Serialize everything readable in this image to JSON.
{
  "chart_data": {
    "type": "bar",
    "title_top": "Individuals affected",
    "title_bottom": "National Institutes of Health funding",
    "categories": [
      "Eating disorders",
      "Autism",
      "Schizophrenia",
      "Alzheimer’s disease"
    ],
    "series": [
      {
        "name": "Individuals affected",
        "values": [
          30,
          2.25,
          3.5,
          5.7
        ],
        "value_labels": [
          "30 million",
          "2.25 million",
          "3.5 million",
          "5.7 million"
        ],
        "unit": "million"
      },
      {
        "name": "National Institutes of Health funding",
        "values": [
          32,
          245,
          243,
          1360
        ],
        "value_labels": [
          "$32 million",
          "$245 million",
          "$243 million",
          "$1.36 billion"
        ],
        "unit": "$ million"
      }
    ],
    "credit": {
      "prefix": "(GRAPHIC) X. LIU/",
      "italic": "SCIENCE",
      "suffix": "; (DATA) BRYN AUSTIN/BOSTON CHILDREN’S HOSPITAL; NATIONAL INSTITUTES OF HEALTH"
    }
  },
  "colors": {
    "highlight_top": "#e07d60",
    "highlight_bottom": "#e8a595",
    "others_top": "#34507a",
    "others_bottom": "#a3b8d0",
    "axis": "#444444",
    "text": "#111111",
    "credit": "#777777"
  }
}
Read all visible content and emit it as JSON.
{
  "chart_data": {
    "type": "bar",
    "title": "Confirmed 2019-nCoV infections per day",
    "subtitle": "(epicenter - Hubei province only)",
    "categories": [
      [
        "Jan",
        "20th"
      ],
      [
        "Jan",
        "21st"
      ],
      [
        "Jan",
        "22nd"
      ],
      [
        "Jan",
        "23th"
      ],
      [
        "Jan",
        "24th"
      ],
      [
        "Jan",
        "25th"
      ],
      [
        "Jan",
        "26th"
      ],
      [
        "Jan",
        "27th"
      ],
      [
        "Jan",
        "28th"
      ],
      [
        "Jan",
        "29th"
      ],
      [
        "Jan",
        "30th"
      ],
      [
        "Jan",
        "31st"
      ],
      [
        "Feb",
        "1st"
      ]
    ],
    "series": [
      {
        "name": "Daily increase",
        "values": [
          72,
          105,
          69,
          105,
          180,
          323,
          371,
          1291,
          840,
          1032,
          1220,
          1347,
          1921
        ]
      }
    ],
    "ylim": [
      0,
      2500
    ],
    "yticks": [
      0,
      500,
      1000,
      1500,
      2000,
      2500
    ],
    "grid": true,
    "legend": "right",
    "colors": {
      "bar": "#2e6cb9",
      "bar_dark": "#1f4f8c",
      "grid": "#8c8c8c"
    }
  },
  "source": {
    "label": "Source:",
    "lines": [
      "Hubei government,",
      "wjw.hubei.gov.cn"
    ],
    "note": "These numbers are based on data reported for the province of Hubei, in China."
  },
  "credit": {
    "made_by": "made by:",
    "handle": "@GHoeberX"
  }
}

——————————

Given exercise: Take the entries above and transcribe them in full.

Written solution:
Serialize everything readable in this image to JSON.
{
  "chart_data": {
    "type": "bar",
    "title_top": "Individuals affected",
    "title_bottom": "National Institutes of Health funding",
    "categories": [
      "Eating disorders",
      "Autism",
      "Schizophrenia",
      "Alzheimer’s disease"
    ],
    "series": [
      {
        "name": "Individuals affected",
        "values": [
          30,
          2.25,
          3.5,
          5.7
        ],
        "value_labels": [
          "30 million",
          "2.25 million",
          "3.5 million",
          "5.7 million"
        ],
        "unit": "million"
      },
      {
        "name": "National Institutes of Health funding",
        "values": [
          32,
          245,
          243,
          1360
        ],
        "value_labels": [
          "$32 million",
          "$245 million",
          "$243 million",
          "$1.36 billion"
        ],
        "unit": "$ million"
      }
    ],
    "credit": {
      "prefix": "(GRAPHIC) X. LIU/",
      "italic": "SCIENCE",
      "suffix": "; (DATA) BRYN AUSTIN/BOSTON CHILDREN’S HOSPITAL; NATIONAL INSTITUTES OF HEALTH"
    }
  },
  "colors": {
    "highlight_top": "#e07d60",
    "highlight_bottom": "#e8a595",
    "others_top": "#34507a",
    "others_bottom": "#a3b8d0",
    "axis": "#444444",
    "text": "#111111",
    "credit": "#777777"
  }
}
Read all visible content and emit it as JSON.
{
  "chart_data": {
    "type": "bar",
    "title": "Confirmed 2019-nCoV infections per day",
    "subtitle": "(epicenter - Hubei province only)",
    "categories": [
      [
        "Jan",
        "20th"
      ],
      [
        "Jan",
        "21st"
      ],
      [
        "Jan",
        "22nd"
      ],
      [
        "Jan",
        "23th"
      ],
      [
        "Jan",
        "24th"
      ],
      [
        "Jan",
        "25th"
      ],
      [
        "Jan",
        "26th"
      ],
      [
        "Jan",
        "27th"
      ],
      [
        "Jan",
        "28th"
      ],
      [
        "Jan",
        "29th"
      ],
      [
        "Jan",
        "30th"
      ],
      [
        "Jan",
        "31st"
      ],
      [
        "Feb",
        "1st"
      ]
    ],
    "series": [
      {
        "name": "Daily increase",
        "values": [
          72,
          105,
          69,
          105,
          180,
          323,
          371,
          1291,
          840,
          1032,
          1220,
          1347,
          1921
        ]
      }
    ],
    "ylim": [
      0,
      2500
    ],
    "yticks": [
      0,
      500,
      1000,
      1500,
      2000,
      2500
    ],
    "grid": true,
    "legend": "right",
    "colors": {
      "bar": "#2e6cb9",
      "bar_dark": "#1f4f8c",
      "grid": "#8c8c8c"
    }
  },
  "source": {
    "label": "Source:",
    "lines": [
      "Hubei government,",
      "wjw.hubei.gov.cn"
    ],
    "note": "These numbers are based on data reported for the province of Hubei, in China."
  },
  "credit": {
    "made_by": "made by:",
    "handle": "@GHoeberX"
  }
}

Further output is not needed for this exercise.